**Data shown:**

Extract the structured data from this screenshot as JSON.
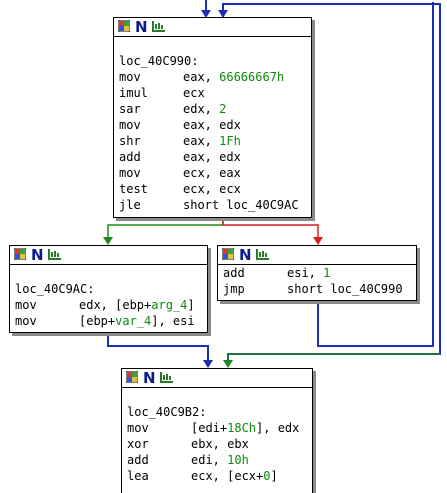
{
  "colors": {
    "edge_unconditional": "#1c2fb5",
    "edge_true": "#1f8a1f",
    "edge_false": "#d81e1e",
    "immediate_value": "#0a8a0a",
    "node_shadow": "#8a8a8a"
  },
  "header_icons": [
    "graph-grid-icon",
    "n-letter-icon",
    "label-icon"
  ],
  "header_n_glyph": "N",
  "nodes": {
    "loc_40C990": {
      "label": "loc_40C990:",
      "lines": [
        {
          "mnemonic": "mov",
          "ops": [
            {
              "t": "eax, "
            },
            {
              "t": "66666667h",
              "c": "num"
            }
          ]
        },
        {
          "mnemonic": "imul",
          "ops": [
            {
              "t": "ecx"
            }
          ]
        },
        {
          "mnemonic": "sar",
          "ops": [
            {
              "t": "edx, "
            },
            {
              "t": "2",
              "c": "num"
            }
          ]
        },
        {
          "mnemonic": "mov",
          "ops": [
            {
              "t": "eax, edx"
            }
          ]
        },
        {
          "mnemonic": "shr",
          "ops": [
            {
              "t": "eax, "
            },
            {
              "t": "1Fh",
              "c": "num"
            }
          ]
        },
        {
          "mnemonic": "add",
          "ops": [
            {
              "t": "eax, edx"
            }
          ]
        },
        {
          "mnemonic": "mov",
          "ops": [
            {
              "t": "ecx, eax"
            }
          ]
        },
        {
          "mnemonic": "test",
          "ops": [
            {
              "t": "ecx, ecx"
            }
          ]
        },
        {
          "mnemonic": "jle",
          "ops": [
            {
              "t": "short loc_40C9AC"
            }
          ]
        }
      ]
    },
    "loc_40C9AC": {
      "label": "loc_40C9AC:",
      "lines": [
        {
          "mnemonic": "mov",
          "ops": [
            {
              "t": "edx, [ebp+"
            },
            {
              "t": "arg_4",
              "c": "var"
            },
            {
              "t": "]"
            }
          ]
        },
        {
          "mnemonic": "mov",
          "ops": [
            {
              "t": "[ebp+"
            },
            {
              "t": "var_4",
              "c": "var"
            },
            {
              "t": "], esi"
            }
          ]
        }
      ]
    },
    "add_block": {
      "label": "",
      "lines": [
        {
          "mnemonic": "add",
          "ops": [
            {
              "t": "esi, "
            },
            {
              "t": "1",
              "c": "num"
            }
          ]
        },
        {
          "mnemonic": "jmp",
          "ops": [
            {
              "t": "short loc_40C990"
            }
          ]
        }
      ]
    },
    "loc_40C9B2": {
      "label": "loc_40C9B2:",
      "lines": [
        {
          "mnemonic": "mov",
          "ops": [
            {
              "t": "[edi+"
            },
            {
              "t": "18Ch",
              "c": "num"
            },
            {
              "t": "], edx"
            }
          ]
        },
        {
          "mnemonic": "xor",
          "ops": [
            {
              "t": "ebx, ebx"
            }
          ]
        },
        {
          "mnemonic": "add",
          "ops": [
            {
              "t": "edi, "
            },
            {
              "t": "10h",
              "c": "num"
            }
          ]
        },
        {
          "mnemonic": "lea",
          "ops": [
            {
              "t": "ecx, [ecx+"
            },
            {
              "t": "0",
              "c": "num"
            },
            {
              "t": "]"
            }
          ]
        }
      ]
    }
  }
}
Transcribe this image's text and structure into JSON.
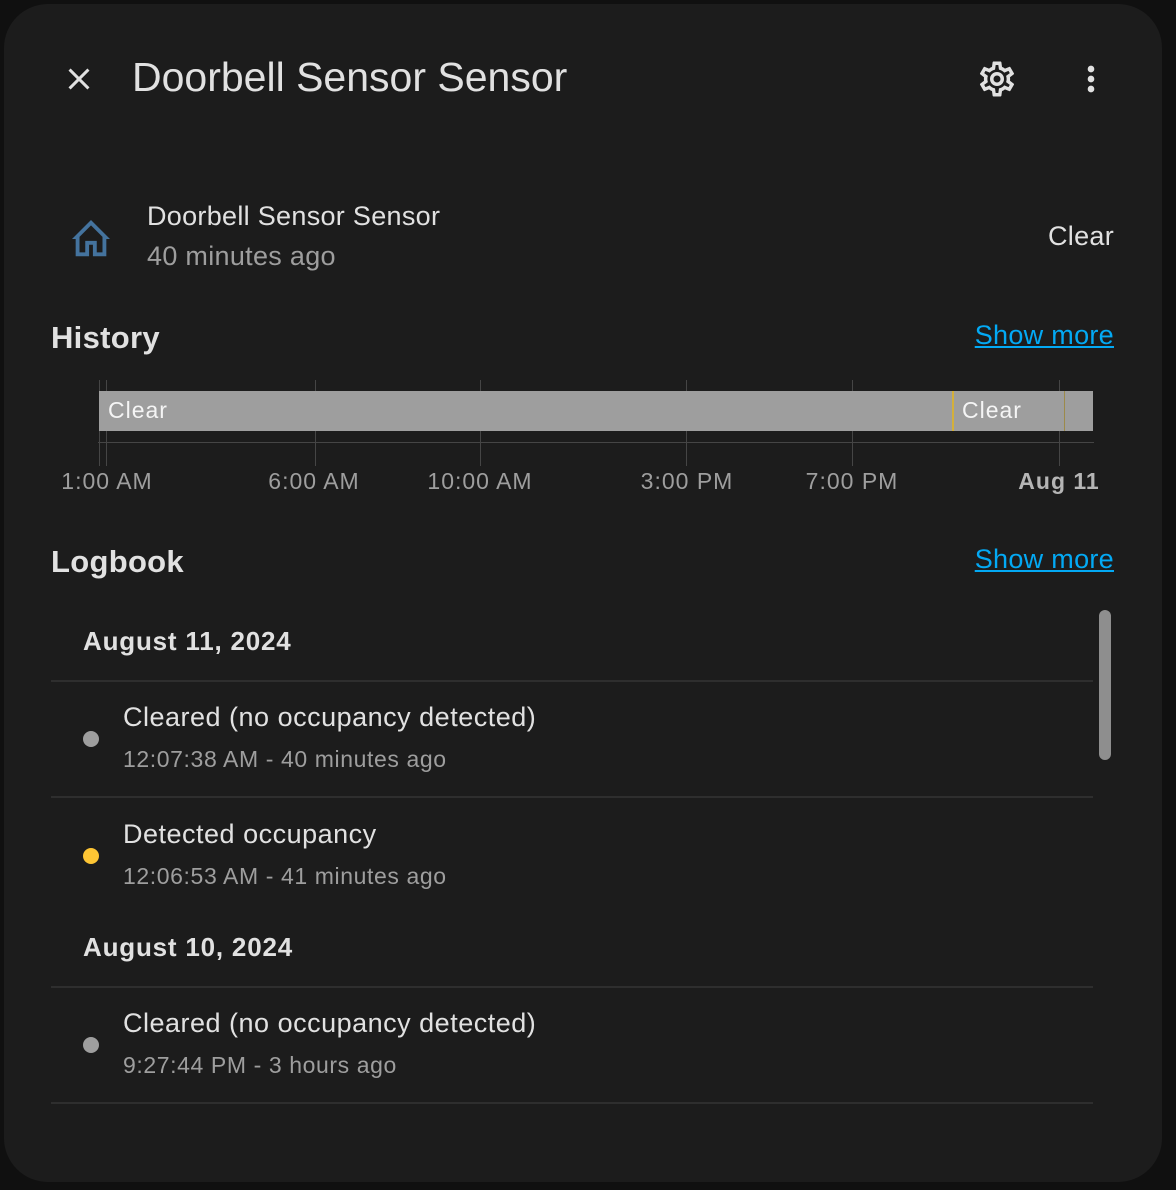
{
  "header": {
    "title": "Doorbell Sensor Sensor",
    "close_icon": "close-icon",
    "settings_icon": "gear-icon",
    "more_icon": "dots-vertical-icon"
  },
  "entity": {
    "icon": "home-outline-icon",
    "name": "Doorbell Sensor Sensor",
    "last_changed": "40 minutes ago",
    "state": "Clear"
  },
  "history": {
    "title": "History",
    "show_more": "Show more",
    "bars": [
      {
        "label": "Clear"
      },
      {
        "label": "Clear"
      }
    ],
    "tick_labels": [
      "1:00 AM",
      "6:00 AM",
      "10:00 AM",
      "3:00 PM",
      "7:00 PM",
      "Aug 11"
    ]
  },
  "logbook": {
    "title": "Logbook",
    "show_more": "Show more",
    "groups": [
      {
        "date": "August 11, 2024",
        "entries": [
          {
            "message": "Cleared (no occupancy detected)",
            "time": "12:07:38 AM - 40 minutes ago",
            "dot_color": "#9e9e9e"
          },
          {
            "message": "Detected occupancy",
            "time": "12:06:53 AM - 41 minutes ago",
            "dot_color": "#fdc534"
          }
        ]
      },
      {
        "date": "August 10, 2024",
        "entries": [
          {
            "message": "Cleared (no occupancy detected)",
            "time": "9:27:44 PM - 3 hours ago",
            "dot_color": "#9e9e9e"
          }
        ]
      }
    ]
  },
  "colors": {
    "background": "#1c1c1c",
    "accent_link": "#03a9f4",
    "bar_clear": "#9e9e9e",
    "detected_marker": "#fdc534",
    "entity_icon": "#44739e"
  }
}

**Prompt:** All lines above containing the string "Sensor" are to be collected.

**Worked answer:**
    "title": "Doorbell Sensor Sensor",
    "name": "Doorbell Sensor Sensor",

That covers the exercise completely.